> Input data:

------------------------------

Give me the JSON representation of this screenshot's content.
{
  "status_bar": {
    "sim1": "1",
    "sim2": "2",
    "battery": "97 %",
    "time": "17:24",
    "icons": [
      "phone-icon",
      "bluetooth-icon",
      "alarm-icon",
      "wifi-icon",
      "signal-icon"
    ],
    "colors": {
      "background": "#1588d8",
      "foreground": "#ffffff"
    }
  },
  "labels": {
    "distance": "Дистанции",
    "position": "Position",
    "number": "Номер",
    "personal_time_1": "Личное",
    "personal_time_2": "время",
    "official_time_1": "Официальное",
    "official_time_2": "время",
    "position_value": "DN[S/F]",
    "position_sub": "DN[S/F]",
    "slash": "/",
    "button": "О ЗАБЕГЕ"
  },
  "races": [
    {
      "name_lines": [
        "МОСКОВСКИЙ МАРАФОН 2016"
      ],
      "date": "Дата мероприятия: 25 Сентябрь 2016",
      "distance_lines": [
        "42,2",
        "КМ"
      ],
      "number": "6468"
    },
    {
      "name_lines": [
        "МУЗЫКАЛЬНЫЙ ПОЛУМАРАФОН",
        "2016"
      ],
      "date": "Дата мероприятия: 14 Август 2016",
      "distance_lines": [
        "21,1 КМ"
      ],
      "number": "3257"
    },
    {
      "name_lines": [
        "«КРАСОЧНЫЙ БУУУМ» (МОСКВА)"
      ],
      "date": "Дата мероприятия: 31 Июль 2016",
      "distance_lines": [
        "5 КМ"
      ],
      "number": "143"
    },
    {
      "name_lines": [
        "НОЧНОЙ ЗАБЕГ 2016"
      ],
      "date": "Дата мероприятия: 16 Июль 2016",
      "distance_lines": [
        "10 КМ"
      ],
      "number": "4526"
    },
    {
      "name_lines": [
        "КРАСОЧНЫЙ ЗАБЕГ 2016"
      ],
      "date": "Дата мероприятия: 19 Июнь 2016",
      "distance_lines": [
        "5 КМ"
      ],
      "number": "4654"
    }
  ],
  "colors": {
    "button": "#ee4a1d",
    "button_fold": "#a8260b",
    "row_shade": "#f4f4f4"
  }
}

------------------------------

> To be done:
Search the data for the word "время" and copy each line where it appears.

> Response to this task:
    "personal_time_2": "время",
    "official_time_2": "время",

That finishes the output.